● **Extracted records**:
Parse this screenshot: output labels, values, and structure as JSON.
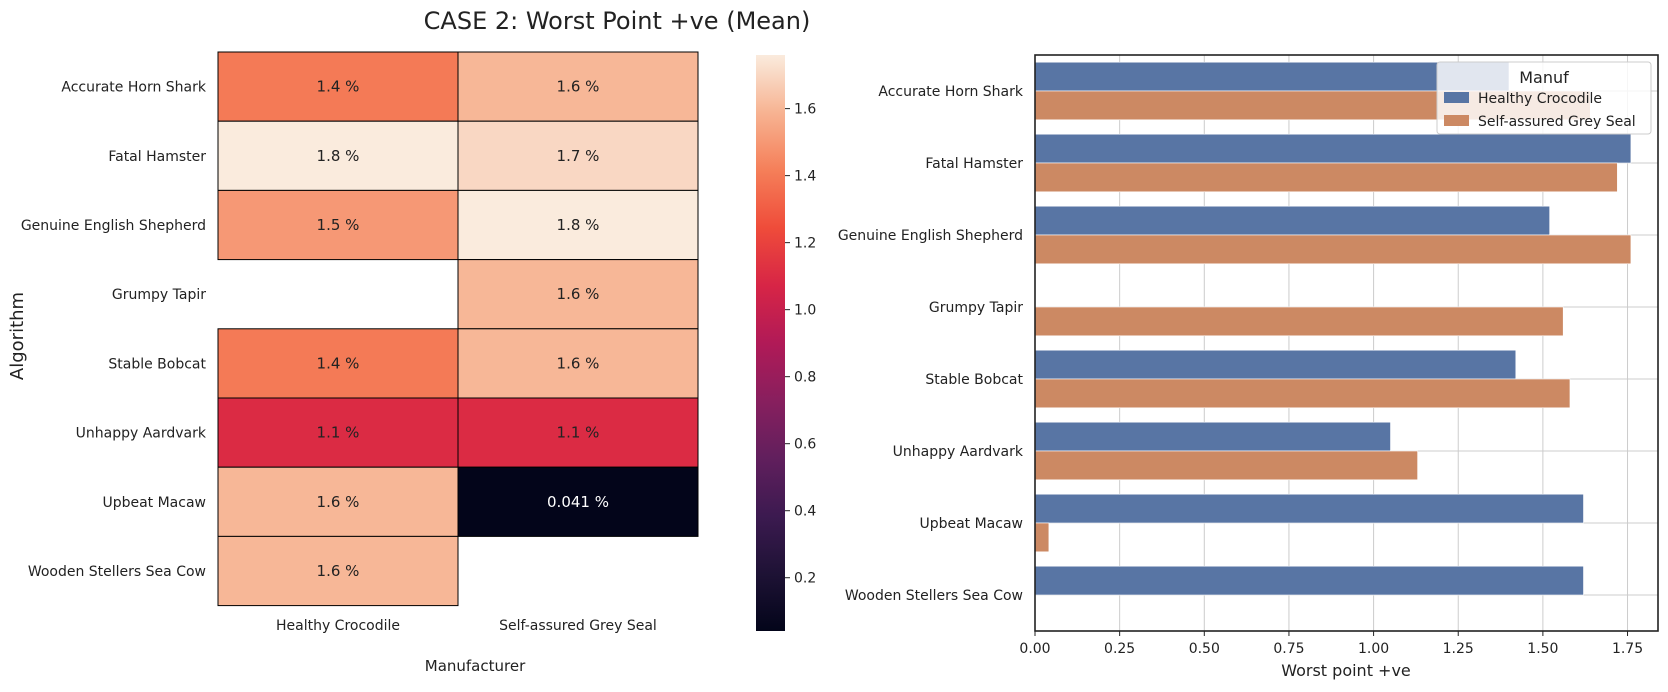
{
  "figure": {
    "title": "CASE 2: Worst Point +ve (Mean)"
  },
  "chart_data": [
    {
      "type": "heatmap",
      "ylabel": "Algorithm",
      "xlabel": "Manufacturer",
      "rows": [
        "Accurate Horn Shark",
        "Fatal Hamster",
        "Genuine English Shepherd",
        "Grumpy Tapir",
        "Stable Bobcat",
        "Unhappy Aardvark",
        "Upbeat Macaw",
        "Wooden Stellers Sea Cow"
      ],
      "columns": [
        "Healthy Crocodile",
        "Self-assured Grey Seal"
      ],
      "values": [
        [
          1.4,
          1.6
        ],
        [
          1.8,
          1.7
        ],
        [
          1.5,
          1.8
        ],
        [
          null,
          1.6
        ],
        [
          1.4,
          1.6
        ],
        [
          1.1,
          1.1
        ],
        [
          1.6,
          0.041
        ],
        [
          1.6,
          null
        ]
      ],
      "cell_labels": [
        [
          "1.4 %",
          "1.6 %"
        ],
        [
          "1.8 %",
          "1.7 %"
        ],
        [
          "1.5 %",
          "1.8 %"
        ],
        [
          "",
          "1.6 %"
        ],
        [
          "1.4 %",
          "1.6 %"
        ],
        [
          "1.1 %",
          "1.1 %"
        ],
        [
          "1.6 %",
          "0.041 %"
        ],
        [
          "1.6 %",
          ""
        ]
      ],
      "colorbar": {
        "min": 0.041,
        "max": 1.76,
        "ticks": [
          "0.2",
          "0.4",
          "0.6",
          "0.8",
          "1.0",
          "1.2",
          "1.4",
          "1.6"
        ],
        "tick_values": [
          0.2,
          0.4,
          0.6,
          0.8,
          1.0,
          1.2,
          1.4,
          1.6
        ],
        "colormap": "rocket"
      }
    },
    {
      "type": "bar",
      "orientation": "horizontal",
      "xlabel": "Worst point +ve",
      "categories": [
        "Accurate Horn Shark",
        "Fatal Hamster",
        "Genuine English Shepherd",
        "Grumpy Tapir",
        "Stable Bobcat",
        "Unhappy Aardvark",
        "Upbeat Macaw",
        "Wooden Stellers Sea Cow"
      ],
      "series": [
        {
          "name": "Healthy Crocodile",
          "color": "#5875a4",
          "values": [
            1.4,
            1.76,
            1.52,
            null,
            1.42,
            1.05,
            1.62,
            1.62
          ]
        },
        {
          "name": "Self-assured Grey Seal",
          "color": "#cc8963",
          "values": [
            1.64,
            1.72,
            1.76,
            1.56,
            1.58,
            1.13,
            0.041,
            null
          ]
        }
      ],
      "xlim": [
        0,
        1.84
      ],
      "xticks": [
        "0.00",
        "0.25",
        "0.50",
        "0.75",
        "1.00",
        "1.25",
        "1.50",
        "1.75"
      ],
      "xtick_values": [
        0,
        0.25,
        0.5,
        0.75,
        1.0,
        1.25,
        1.5,
        1.75
      ],
      "grid": true,
      "legend": {
        "title": "Manuf",
        "placement": "top-right"
      }
    }
  ]
}
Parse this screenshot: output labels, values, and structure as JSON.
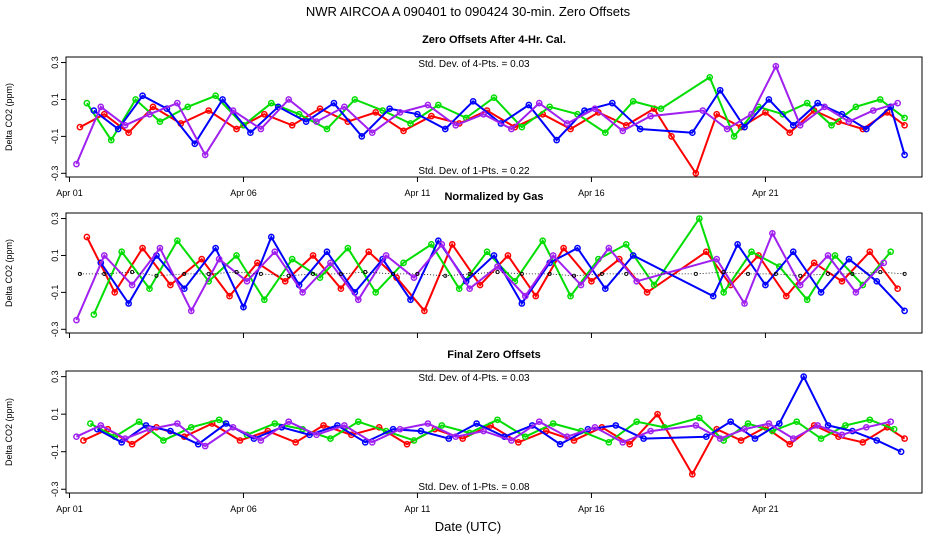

● **Exercise aim**:
Show all lines from the data above in which the word "Grey" appears.

● **Result**:
        "Self-assured Grey Seal"
          "name": "Self-assured Grey Seal",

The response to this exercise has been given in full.